Short task >> Go through the material and write it all out exactly, minus the pictures.

Figure record listings:
-.-.-

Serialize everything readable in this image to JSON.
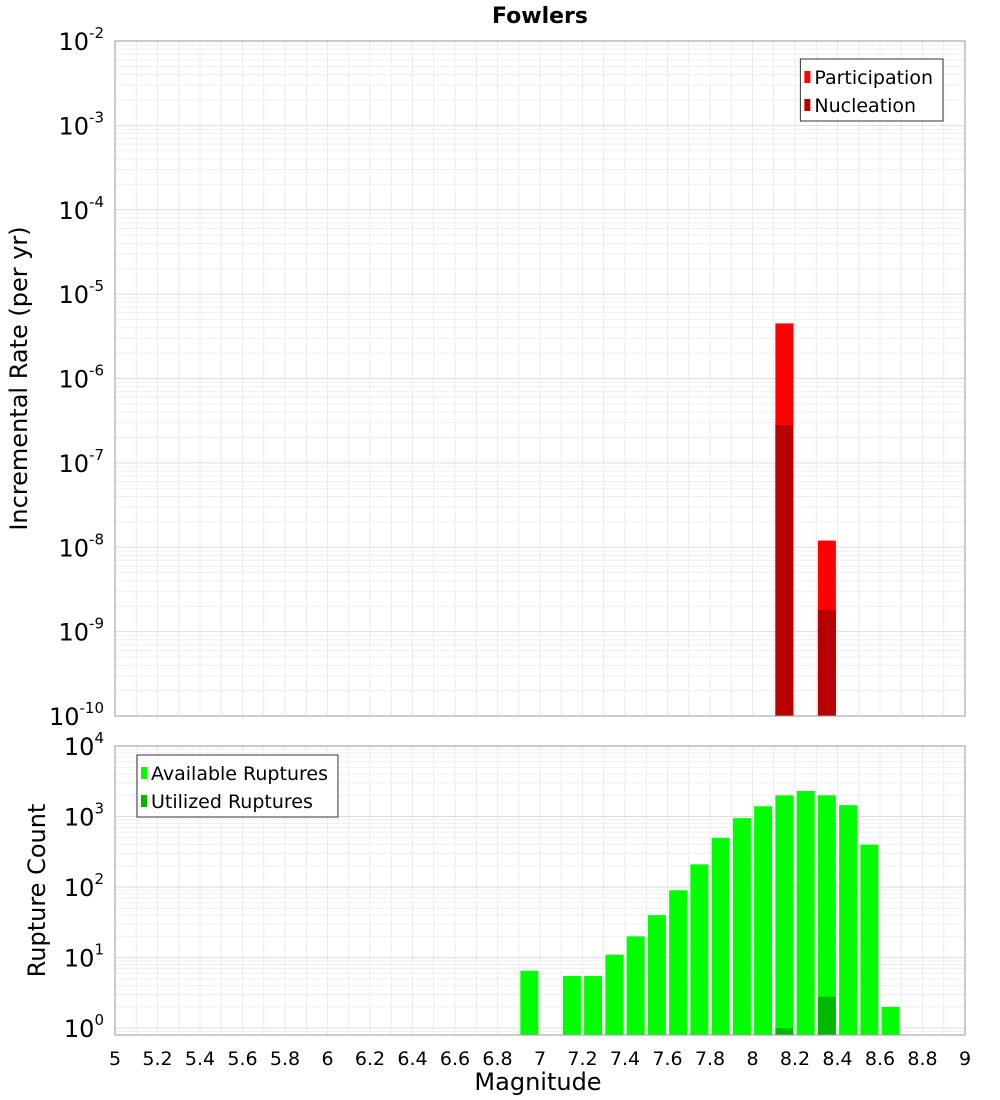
{
  "chart_data": [
    {
      "type": "bar",
      "title": "Fowlers",
      "xlabel": "",
      "ylabel": "Incremental Rate (per yr)",
      "y_scale": "log",
      "ylim": [
        1e-10,
        0.01
      ],
      "xlim": [
        5,
        9
      ],
      "y_ticks": [
        {
          "base": "10",
          "exp": "-10"
        },
        {
          "base": "10",
          "exp": "-9"
        },
        {
          "base": "10",
          "exp": "-8"
        },
        {
          "base": "10",
          "exp": "-7"
        },
        {
          "base": "10",
          "exp": "-6"
        },
        {
          "base": "10",
          "exp": "-5"
        },
        {
          "base": "10",
          "exp": "-4"
        },
        {
          "base": "10",
          "exp": "-3"
        },
        {
          "base": "10",
          "exp": "-2"
        }
      ],
      "grid": true,
      "legend_position": "top-right",
      "series": [
        {
          "name": "Participation",
          "color": "#ff0000",
          "x": [
            8.15,
            8.35
          ],
          "values": [
            4.5e-06,
            1.2e-08
          ]
        },
        {
          "name": "Nucleation",
          "color": "#b80000",
          "x": [
            8.15,
            8.35
          ],
          "values": [
            2.8e-07,
            1.8e-09
          ]
        }
      ]
    },
    {
      "type": "bar",
      "title": "",
      "xlabel": "Magnitude",
      "ylabel": "Rupture Count",
      "y_scale": "log",
      "ylim": [
        0.8,
        10000
      ],
      "xlim": [
        5,
        9
      ],
      "y_ticks": [
        {
          "base": "10",
          "exp": "0"
        },
        {
          "base": "10",
          "exp": "1"
        },
        {
          "base": "10",
          "exp": "2"
        },
        {
          "base": "10",
          "exp": "3"
        },
        {
          "base": "10",
          "exp": "4"
        }
      ],
      "x_ticks": [
        "5",
        "5.2",
        "5.4",
        "5.6",
        "5.8",
        "6",
        "6.2",
        "6.4",
        "6.6",
        "6.8",
        "7",
        "7.2",
        "7.4",
        "7.6",
        "7.8",
        "8",
        "8.2",
        "8.4",
        "8.6",
        "8.8",
        "9"
      ],
      "grid": true,
      "legend_position": "top-left",
      "series": [
        {
          "name": "Available Ruptures",
          "color": "#00ff00",
          "x": [
            6.95,
            7.15,
            7.25,
            7.35,
            7.45,
            7.55,
            7.65,
            7.75,
            7.85,
            7.95,
            8.05,
            8.15,
            8.25,
            8.35,
            8.45,
            8.55,
            8.65
          ],
          "values": [
            6.5,
            5.5,
            5.5,
            11,
            20,
            40,
            90,
            210,
            500,
            950,
            1400,
            2000,
            2300,
            2000,
            1450,
            400,
            2
          ]
        },
        {
          "name": "Utilized Ruptures",
          "color": "#00b800",
          "x": [
            8.15,
            8.35
          ],
          "values": [
            1,
            2.8
          ]
        }
      ]
    }
  ]
}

-.-.-

Solution below >>
Serialize everything readable in this image to JSON.
{
  "chart_data": [
    {
      "type": "bar",
      "title": "Fowlers",
      "xlabel": "",
      "ylabel": "Incremental Rate (per yr)",
      "y_scale": "log",
      "ylim": [
        1e-10,
        0.01
      ],
      "xlim": [
        5,
        9
      ],
      "y_ticks": [
        {
          "base": "10",
          "exp": "-10"
        },
        {
          "base": "10",
          "exp": "-9"
        },
        {
          "base": "10",
          "exp": "-8"
        },
        {
          "base": "10",
          "exp": "-7"
        },
        {
          "base": "10",
          "exp": "-6"
        },
        {
          "base": "10",
          "exp": "-5"
        },
        {
          "base": "10",
          "exp": "-4"
        },
        {
          "base": "10",
          "exp": "-3"
        },
        {
          "base": "10",
          "exp": "-2"
        }
      ],
      "grid": true,
      "legend_position": "top-right",
      "series": [
        {
          "name": "Participation",
          "color": "#ff0000",
          "x": [
            8.15,
            8.35
          ],
          "values": [
            4.5e-06,
            1.2e-08
          ]
        },
        {
          "name": "Nucleation",
          "color": "#b80000",
          "x": [
            8.15,
            8.35
          ],
          "values": [
            2.8e-07,
            1.8e-09
          ]
        }
      ]
    },
    {
      "type": "bar",
      "title": "",
      "xlabel": "Magnitude",
      "ylabel": "Rupture Count",
      "y_scale": "log",
      "ylim": [
        0.8,
        10000
      ],
      "xlim": [
        5,
        9
      ],
      "y_ticks": [
        {
          "base": "10",
          "exp": "0"
        },
        {
          "base": "10",
          "exp": "1"
        },
        {
          "base": "10",
          "exp": "2"
        },
        {
          "base": "10",
          "exp": "3"
        },
        {
          "base": "10",
          "exp": "4"
        }
      ],
      "x_ticks": [
        "5",
        "5.2",
        "5.4",
        "5.6",
        "5.8",
        "6",
        "6.2",
        "6.4",
        "6.6",
        "6.8",
        "7",
        "7.2",
        "7.4",
        "7.6",
        "7.8",
        "8",
        "8.2",
        "8.4",
        "8.6",
        "8.8",
        "9"
      ],
      "grid": true,
      "legend_position": "top-left",
      "series": [
        {
          "name": "Available Ruptures",
          "color": "#00ff00",
          "x": [
            6.95,
            7.15,
            7.25,
            7.35,
            7.45,
            7.55,
            7.65,
            7.75,
            7.85,
            7.95,
            8.05,
            8.15,
            8.25,
            8.35,
            8.45,
            8.55,
            8.65
          ],
          "values": [
            6.5,
            5.5,
            5.5,
            11,
            20,
            40,
            90,
            210,
            500,
            950,
            1400,
            2000,
            2300,
            2000,
            1450,
            400,
            2
          ]
        },
        {
          "name": "Utilized Ruptures",
          "color": "#00b800",
          "x": [
            8.15,
            8.35
          ],
          "values": [
            1,
            2.8
          ]
        }
      ]
    }
  ]
}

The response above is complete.